▶ **Task prompt**
Output the material word for word. Leave each picture out.

▶ **Data for this task**
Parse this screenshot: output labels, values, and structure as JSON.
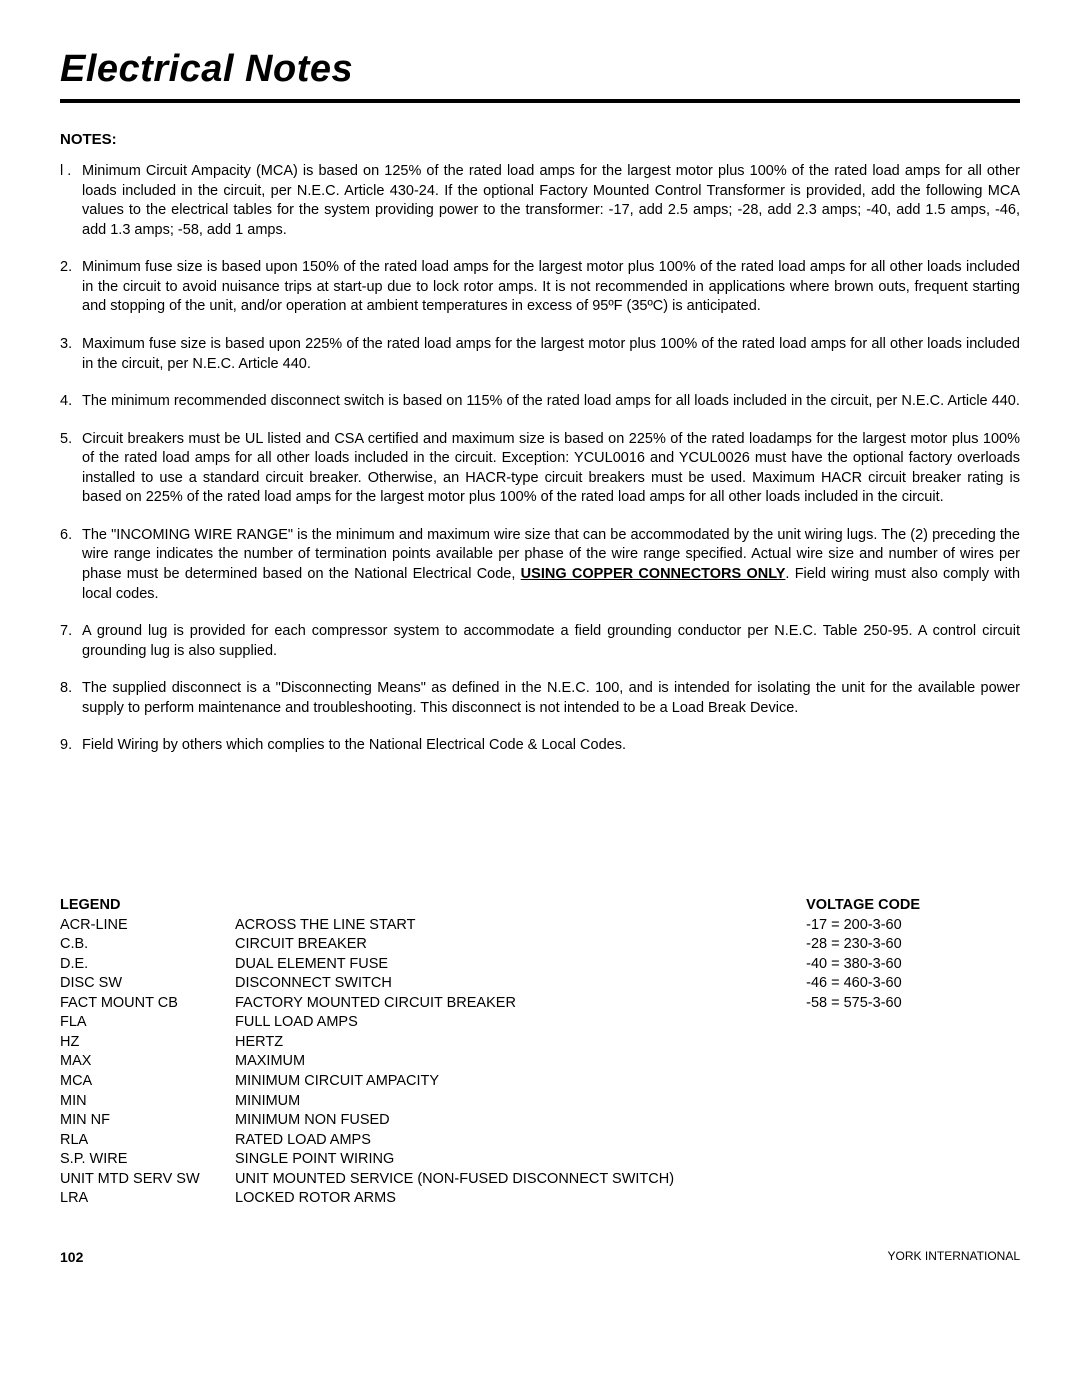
{
  "title": "Electrical Notes",
  "notesHeading": "NOTES:",
  "notes": [
    {
      "num": "l .",
      "text": "Minimum Circuit Ampacity (MCA) is based on 125% of the rated load amps for the largest motor plus 100% of the rated load amps for all other loads included in the circuit, per N.E.C. Article 430-24. If the optional Factory Mounted Control Transformer is provided, add the following MCA values to the electrical tables for the system providing power to the transformer: -17, add 2.5 amps; -28, add 2.3 amps; -40, add 1.5 amps, -46, add 1.3 amps; -58, add 1 amps."
    },
    {
      "num": "2.",
      "text": "Minimum fuse size is based upon 150% of the rated load amps for the largest motor plus 100% of the rated load amps for all other loads included in the circuit to avoid nuisance trips at start-up due to lock rotor amps. It is not recommended in applications where brown outs, frequent starting and stopping of the unit, and/or operation at ambient temperatures in excess of 95ºF (35ºC) is anticipated."
    },
    {
      "num": "3.",
      "text": "Maximum fuse size is based upon 225% of the rated load amps for the largest motor plus 100% of the rated load amps for all other loads included in the circuit, per N.E.C. Article 440."
    },
    {
      "num": "4.",
      "text": "The minimum recommended disconnect switch is based on 115% of the rated load amps for all loads included in the circuit, per N.E.C. Article 440."
    },
    {
      "num": "5.",
      "text": "Circuit breakers must be UL listed and CSA certified and maximum size is based on 225% of the rated loadamps for the largest motor plus 100% of the rated load amps for all other loads included in the circuit. Exception: YCUL0016 and YCUL0026 must have the optional factory overloads installed to use a standard circuit breaker. Otherwise, an HACR-type circuit breakers must be used. Maximum HACR circuit breaker rating is based on 225% of the rated load amps for the largest motor plus 100% of the rated load amps for all other loads included in the circuit."
    },
    {
      "num": "6.",
      "special": true
    },
    {
      "num": "7.",
      "text": "A ground lug is provided for each compressor system to accommodate a field grounding conductor per N.E.C. Table 250-95. A control circuit grounding lug is also supplied."
    },
    {
      "num": "8.",
      "text": "The supplied disconnect is a \"Disconnecting Means\" as defined in the N.E.C. 100, and is intended for isolating the unit for the available power supply to perform maintenance and troubleshooting. This disconnect is not intended to be a Load Break Device."
    },
    {
      "num": "9.",
      "text": "Field Wiring by others which complies to the National Electrical Code & Local Codes."
    }
  ],
  "note6": {
    "pre": "The \"INCOMING WIRE RANGE\" is the minimum and maximum wire size that can be accommodated by the unit wiring lugs. The (2) preceding the wire range indicates the number of termination points available per phase of the wire range specified. Actual wire size and number of wires per phase must be determined based on the National Electrical Code, ",
    "bold1": "USING COPPER CONNECTORS ONLY",
    "post": ". Field wiring must also comply with local codes."
  },
  "legendHeading": "LEGEND",
  "legend": [
    {
      "k": "ACR-LINE",
      "v": "ACROSS  THE LINE START"
    },
    {
      "k": "C.B.",
      "v": "CIRCUIT BREAKER"
    },
    {
      "k": "D.E.",
      "v": "DUAL ELEMENT FUSE"
    },
    {
      "k": "DISC SW",
      "v": "DISCONNECT SWITCH"
    },
    {
      "k": "FACT MOUNT CB",
      "v": "FACTORY MOUNTED CIRCUIT BREAKER"
    },
    {
      "k": "FLA",
      "v": "FULL LOAD AMPS"
    },
    {
      "k": "HZ",
      "v": "HERTZ"
    },
    {
      "k": "MAX",
      "v": "MAXIMUM"
    },
    {
      "k": "MCA",
      "v": "MINIMUM CIRCUIT AMPACITY"
    },
    {
      "k": "MIN",
      "v": "MINIMUM"
    },
    {
      "k": "MIN NF",
      "v": "MINIMUM NON FUSED"
    },
    {
      "k": "RLA",
      "v": "RATED LOAD AMPS"
    },
    {
      "k": "S.P. WIRE",
      "v": "SINGLE POINT WIRING"
    },
    {
      "k": "UNIT MTD SERV SW",
      "v": "UNIT MOUNTED SERVICE (NON-FUSED DISCONNECT SWITCH)"
    },
    {
      "k": "LRA",
      "v": "LOCKED ROTOR ARMS"
    }
  ],
  "voltageHeading": "VOLTAGE CODE",
  "voltage": [
    "-17 = 200-3-60",
    "-28 = 230-3-60",
    "-40 = 380-3-60",
    "-46 = 460-3-60",
    "-58 = 575-3-60"
  ],
  "footer": {
    "page": "102",
    "publisher": "YORK INTERNATIONAL"
  },
  "colors": {
    "background": "#ffffff",
    "text": "#000000",
    "rule": "#000000"
  },
  "typography": {
    "title_fontsize": 38,
    "body_fontsize": 14.5,
    "heading_fontsize": 15,
    "font_family": "Arial"
  }
}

▶ **Exercise response**
Parse this screenshot: output labels, values, and structure as JSON.
{
  "title": "Electrical Notes",
  "notesHeading": "NOTES:",
  "notes": [
    {
      "num": "l .",
      "text": "Minimum Circuit Ampacity (MCA) is based on 125% of the rated load amps for the largest motor plus 100% of the rated load amps for all other loads included in the circuit, per N.E.C. Article 430-24. If the optional Factory Mounted Control Transformer is provided, add the following MCA values to the electrical tables for the system providing power to the transformer: -17, add 2.5 amps; -28, add 2.3 amps; -40, add 1.5 amps, -46, add 1.3 amps; -58, add 1 amps."
    },
    {
      "num": "2.",
      "text": "Minimum fuse size is based upon 150% of the rated load amps for the largest motor plus 100% of the rated load amps for all other loads included in the circuit to avoid nuisance trips at start-up due to lock rotor amps. It is not recommended in applications where brown outs, frequent starting and stopping of the unit, and/or operation at ambient temperatures in excess of 95ºF (35ºC) is anticipated."
    },
    {
      "num": "3.",
      "text": "Maximum fuse size is based upon 225% of the rated load amps for the largest motor plus 100% of the rated load amps for all other loads included in the circuit, per N.E.C. Article 440."
    },
    {
      "num": "4.",
      "text": "The minimum recommended disconnect switch is based on 115% of the rated load amps for all loads included in the circuit, per N.E.C. Article 440."
    },
    {
      "num": "5.",
      "text": "Circuit breakers must be UL listed and CSA certified and maximum size is based on 225% of the rated loadamps for the largest motor plus 100% of the rated load amps for all other loads included in the circuit. Exception: YCUL0016 and YCUL0026 must have the optional factory overloads installed to use a standard circuit breaker. Otherwise, an HACR-type circuit breakers must be used. Maximum HACR circuit breaker rating is based on 225% of the rated load amps for the largest motor plus 100% of the rated load amps for all other loads included in the circuit."
    },
    {
      "num": "6.",
      "special": true
    },
    {
      "num": "7.",
      "text": "A ground lug is provided for each compressor system to accommodate a field grounding conductor per N.E.C. Table 250-95. A control circuit grounding lug is also supplied."
    },
    {
      "num": "8.",
      "text": "The supplied disconnect is a \"Disconnecting Means\" as defined in the N.E.C. 100, and is intended for isolating the unit for the available power supply to perform maintenance and troubleshooting. This disconnect is not intended to be a Load Break Device."
    },
    {
      "num": "9.",
      "text": "Field Wiring by others which complies to the National Electrical Code & Local Codes."
    }
  ],
  "note6": {
    "pre": "The \"INCOMING WIRE RANGE\" is the minimum and maximum wire size that can be accommodated by the unit wiring lugs. The (2) preceding the wire range indicates the number of termination points available per phase of the wire range specified. Actual wire size and number of wires per phase must be determined based on the National Electrical Code, ",
    "bold1": "USING COPPER CONNECTORS ONLY",
    "post": ". Field wiring must also comply with local codes."
  },
  "legendHeading": "LEGEND",
  "legend": [
    {
      "k": "ACR-LINE",
      "v": "ACROSS  THE LINE START"
    },
    {
      "k": "C.B.",
      "v": "CIRCUIT BREAKER"
    },
    {
      "k": "D.E.",
      "v": "DUAL ELEMENT FUSE"
    },
    {
      "k": "DISC SW",
      "v": "DISCONNECT SWITCH"
    },
    {
      "k": "FACT MOUNT CB",
      "v": "FACTORY MOUNTED CIRCUIT BREAKER"
    },
    {
      "k": "FLA",
      "v": "FULL LOAD AMPS"
    },
    {
      "k": "HZ",
      "v": "HERTZ"
    },
    {
      "k": "MAX",
      "v": "MAXIMUM"
    },
    {
      "k": "MCA",
      "v": "MINIMUM CIRCUIT AMPACITY"
    },
    {
      "k": "MIN",
      "v": "MINIMUM"
    },
    {
      "k": "MIN NF",
      "v": "MINIMUM NON FUSED"
    },
    {
      "k": "RLA",
      "v": "RATED LOAD AMPS"
    },
    {
      "k": "S.P. WIRE",
      "v": "SINGLE POINT WIRING"
    },
    {
      "k": "UNIT MTD SERV SW",
      "v": "UNIT MOUNTED SERVICE (NON-FUSED DISCONNECT SWITCH)"
    },
    {
      "k": "LRA",
      "v": "LOCKED ROTOR ARMS"
    }
  ],
  "voltageHeading": "VOLTAGE CODE",
  "voltage": [
    "-17 = 200-3-60",
    "-28 = 230-3-60",
    "-40 = 380-3-60",
    "-46 = 460-3-60",
    "-58 = 575-3-60"
  ],
  "footer": {
    "page": "102",
    "publisher": "YORK INTERNATIONAL"
  },
  "colors": {
    "background": "#ffffff",
    "text": "#000000",
    "rule": "#000000"
  },
  "typography": {
    "title_fontsize": 38,
    "body_fontsize": 14.5,
    "heading_fontsize": 15,
    "font_family": "Arial"
  }
}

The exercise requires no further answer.